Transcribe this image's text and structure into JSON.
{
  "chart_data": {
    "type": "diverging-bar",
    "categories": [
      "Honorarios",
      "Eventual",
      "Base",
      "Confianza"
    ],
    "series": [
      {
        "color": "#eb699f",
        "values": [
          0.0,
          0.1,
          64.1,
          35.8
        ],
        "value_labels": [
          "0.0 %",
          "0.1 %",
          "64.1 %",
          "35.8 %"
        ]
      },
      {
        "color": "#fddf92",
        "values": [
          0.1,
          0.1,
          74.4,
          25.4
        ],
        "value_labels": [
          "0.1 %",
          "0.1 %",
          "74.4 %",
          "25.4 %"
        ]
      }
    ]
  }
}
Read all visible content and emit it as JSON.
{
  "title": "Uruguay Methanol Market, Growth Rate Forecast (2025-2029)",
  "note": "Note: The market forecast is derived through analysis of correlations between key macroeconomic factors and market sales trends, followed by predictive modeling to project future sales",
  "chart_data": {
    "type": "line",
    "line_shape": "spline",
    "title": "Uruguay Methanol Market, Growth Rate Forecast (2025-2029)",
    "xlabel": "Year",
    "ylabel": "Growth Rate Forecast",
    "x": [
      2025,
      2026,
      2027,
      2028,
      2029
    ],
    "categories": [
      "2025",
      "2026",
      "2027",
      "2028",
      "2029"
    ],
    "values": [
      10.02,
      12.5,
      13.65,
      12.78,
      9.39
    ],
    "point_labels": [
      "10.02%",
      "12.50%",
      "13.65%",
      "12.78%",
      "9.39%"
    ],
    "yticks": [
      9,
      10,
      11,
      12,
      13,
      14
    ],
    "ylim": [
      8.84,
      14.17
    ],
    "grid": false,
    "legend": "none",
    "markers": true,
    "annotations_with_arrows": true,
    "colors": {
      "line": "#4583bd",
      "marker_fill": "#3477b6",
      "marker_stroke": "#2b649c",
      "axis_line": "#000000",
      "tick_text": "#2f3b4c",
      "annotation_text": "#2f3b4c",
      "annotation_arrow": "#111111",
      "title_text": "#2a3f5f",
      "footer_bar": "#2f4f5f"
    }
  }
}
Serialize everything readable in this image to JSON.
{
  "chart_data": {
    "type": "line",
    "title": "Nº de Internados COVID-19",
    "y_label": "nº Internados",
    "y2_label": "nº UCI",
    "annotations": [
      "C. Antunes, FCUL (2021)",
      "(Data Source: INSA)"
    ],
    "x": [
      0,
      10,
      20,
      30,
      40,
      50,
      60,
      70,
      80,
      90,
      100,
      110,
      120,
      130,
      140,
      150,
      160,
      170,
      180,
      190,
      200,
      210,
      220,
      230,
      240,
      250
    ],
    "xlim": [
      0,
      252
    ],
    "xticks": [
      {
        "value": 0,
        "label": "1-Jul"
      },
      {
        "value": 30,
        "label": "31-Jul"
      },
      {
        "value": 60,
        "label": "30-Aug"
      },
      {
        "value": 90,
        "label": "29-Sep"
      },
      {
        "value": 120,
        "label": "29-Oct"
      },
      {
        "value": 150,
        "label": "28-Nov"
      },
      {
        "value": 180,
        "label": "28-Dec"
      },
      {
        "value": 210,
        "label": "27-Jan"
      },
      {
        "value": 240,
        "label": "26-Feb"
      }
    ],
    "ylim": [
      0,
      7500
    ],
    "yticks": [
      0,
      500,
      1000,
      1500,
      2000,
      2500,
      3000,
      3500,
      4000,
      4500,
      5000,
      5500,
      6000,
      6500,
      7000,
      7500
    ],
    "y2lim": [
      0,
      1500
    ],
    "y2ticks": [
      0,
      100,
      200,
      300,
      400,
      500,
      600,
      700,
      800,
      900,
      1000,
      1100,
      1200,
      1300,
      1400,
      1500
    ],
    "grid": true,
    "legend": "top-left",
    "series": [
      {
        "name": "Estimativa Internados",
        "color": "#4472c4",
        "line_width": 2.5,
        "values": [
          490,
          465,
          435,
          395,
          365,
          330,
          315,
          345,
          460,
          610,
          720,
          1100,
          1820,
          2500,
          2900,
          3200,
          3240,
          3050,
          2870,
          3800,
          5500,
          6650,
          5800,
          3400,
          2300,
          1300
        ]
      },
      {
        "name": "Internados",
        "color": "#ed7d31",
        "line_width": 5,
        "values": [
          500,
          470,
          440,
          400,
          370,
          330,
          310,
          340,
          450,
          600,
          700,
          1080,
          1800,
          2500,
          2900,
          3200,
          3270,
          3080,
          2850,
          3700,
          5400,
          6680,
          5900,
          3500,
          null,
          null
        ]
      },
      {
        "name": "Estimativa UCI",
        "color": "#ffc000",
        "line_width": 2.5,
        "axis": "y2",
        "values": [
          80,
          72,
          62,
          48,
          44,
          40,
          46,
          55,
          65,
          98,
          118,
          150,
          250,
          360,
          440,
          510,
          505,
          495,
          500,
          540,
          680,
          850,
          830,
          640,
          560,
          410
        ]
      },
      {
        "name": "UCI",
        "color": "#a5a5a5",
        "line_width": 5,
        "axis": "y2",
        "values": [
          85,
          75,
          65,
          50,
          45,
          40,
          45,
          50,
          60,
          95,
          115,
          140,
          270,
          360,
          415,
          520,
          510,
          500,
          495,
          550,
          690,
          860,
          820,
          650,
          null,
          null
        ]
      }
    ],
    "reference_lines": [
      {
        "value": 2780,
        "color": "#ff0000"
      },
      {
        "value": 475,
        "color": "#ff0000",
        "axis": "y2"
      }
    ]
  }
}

◇ ◇ ◇ ◇

Problem to work on »
Take the records above and return them exactly as written.

The solution »
Transcribe this image's text and structure into JSON.
{
  "chart_data": {
    "type": "diverging-bar",
    "categories": [
      "Honorarios",
      "Eventual",
      "Base",
      "Confianza"
    ],
    "series": [
      {
        "color": "#eb699f",
        "values": [
          0.0,
          0.1,
          64.1,
          35.8
        ],
        "value_labels": [
          "0.0 %",
          "0.1 %",
          "64.1 %",
          "35.8 %"
        ]
      },
      {
        "color": "#fddf92",
        "values": [
          0.1,
          0.1,
          74.4,
          25.4
        ],
        "value_labels": [
          "0.1 %",
          "0.1 %",
          "74.4 %",
          "25.4 %"
        ]
      }
    ]
  }
}
Read all visible content and emit it as JSON.
{
  "title": "Uruguay Methanol Market, Growth Rate Forecast (2025-2029)",
  "note": "Note: The market forecast is derived through analysis of correlations between key macroeconomic factors and market sales trends, followed by predictive modeling to project future sales",
  "chart_data": {
    "type": "line",
    "line_shape": "spline",
    "title": "Uruguay Methanol Market, Growth Rate Forecast (2025-2029)",
    "xlabel": "Year",
    "ylabel": "Growth Rate Forecast",
    "x": [
      2025,
      2026,
      2027,
      2028,
      2029
    ],
    "categories": [
      "2025",
      "2026",
      "2027",
      "2028",
      "2029"
    ],
    "values": [
      10.02,
      12.5,
      13.65,
      12.78,
      9.39
    ],
    "point_labels": [
      "10.02%",
      "12.50%",
      "13.65%",
      "12.78%",
      "9.39%"
    ],
    "yticks": [
      9,
      10,
      11,
      12,
      13,
      14
    ],
    "ylim": [
      8.84,
      14.17
    ],
    "grid": false,
    "legend": "none",
    "markers": true,
    "annotations_with_arrows": true,
    "colors": {
      "line": "#4583bd",
      "marker_fill": "#3477b6",
      "marker_stroke": "#2b649c",
      "axis_line": "#000000",
      "tick_text": "#2f3b4c",
      "annotation_text": "#2f3b4c",
      "annotation_arrow": "#111111",
      "title_text": "#2a3f5f",
      "footer_bar": "#2f4f5f"
    }
  }
}
Serialize everything readable in this image to JSON.
{
  "chart_data": {
    "type": "line",
    "title": "Nº de Internados COVID-19",
    "y_label": "nº Internados",
    "y2_label": "nº UCI",
    "annotations": [
      "C. Antunes, FCUL (2021)",
      "(Data Source: INSA)"
    ],
    "x": [
      0,
      10,
      20,
      30,
      40,
      50,
      60,
      70,
      80,
      90,
      100,
      110,
      120,
      130,
      140,
      150,
      160,
      170,
      180,
      190,
      200,
      210,
      220,
      230,
      240,
      250
    ],
    "xlim": [
      0,
      252
    ],
    "xticks": [
      {
        "value": 0,
        "label": "1-Jul"
      },
      {
        "value": 30,
        "label": "31-Jul"
      },
      {
        "value": 60,
        "label": "30-Aug"
      },
      {
        "value": 90,
        "label": "29-Sep"
      },
      {
        "value": 120,
        "label": "29-Oct"
      },
      {
        "value": 150,
        "label": "28-Nov"
      },
      {
        "value": 180,
        "label": "28-Dec"
      },
      {
        "value": 210,
        "label": "27-Jan"
      },
      {
        "value": 240,
        "label": "26-Feb"
      }
    ],
    "ylim": [
      0,
      7500
    ],
    "yticks": [
      0,
      500,
      1000,
      1500,
      2000,
      2500,
      3000,
      3500,
      4000,
      4500,
      5000,
      5500,
      6000,
      6500,
      7000,
      7500
    ],
    "y2lim": [
      0,
      1500
    ],
    "y2ticks": [
      0,
      100,
      200,
      300,
      400,
      500,
      600,
      700,
      800,
      900,
      1000,
      1100,
      1200,
      1300,
      1400,
      1500
    ],
    "grid": true,
    "legend": "top-left",
    "series": [
      {
        "name": "Estimativa Internados",
        "color": "#4472c4",
        "line_width": 2.5,
        "values": [
          490,
          465,
          435,
          395,
          365,
          330,
          315,
          345,
          460,
          610,
          720,
          1100,
          1820,
          2500,
          2900,
          3200,
          3240,
          3050,
          2870,
          3800,
          5500,
          6650,
          5800,
          3400,
          2300,
          1300
        ]
      },
      {
        "name": "Internados",
        "color": "#ed7d31",
        "line_width": 5,
        "values": [
          500,
          470,
          440,
          400,
          370,
          330,
          310,
          340,
          450,
          600,
          700,
          1080,
          1800,
          2500,
          2900,
          3200,
          3270,
          3080,
          2850,
          3700,
          5400,
          6680,
          5900,
          3500,
          null,
          null
        ]
      },
      {
        "name": "Estimativa UCI",
        "color": "#ffc000",
        "line_width": 2.5,
        "axis": "y2",
        "values": [
          80,
          72,
          62,
          48,
          44,
          40,
          46,
          55,
          65,
          98,
          118,
          150,
          250,
          360,
          440,
          510,
          505,
          495,
          500,
          540,
          680,
          850,
          830,
          640,
          560,
          410
        ]
      },
      {
        "name": "UCI",
        "color": "#a5a5a5",
        "line_width": 5,
        "axis": "y2",
        "values": [
          85,
          75,
          65,
          50,
          45,
          40,
          45,
          50,
          60,
          95,
          115,
          140,
          270,
          360,
          415,
          520,
          510,
          500,
          495,
          550,
          690,
          860,
          820,
          650,
          null,
          null
        ]
      }
    ],
    "reference_lines": [
      {
        "value": 2780,
        "color": "#ff0000"
      },
      {
        "value": 475,
        "color": "#ff0000",
        "axis": "y2"
      }
    ]
  }
}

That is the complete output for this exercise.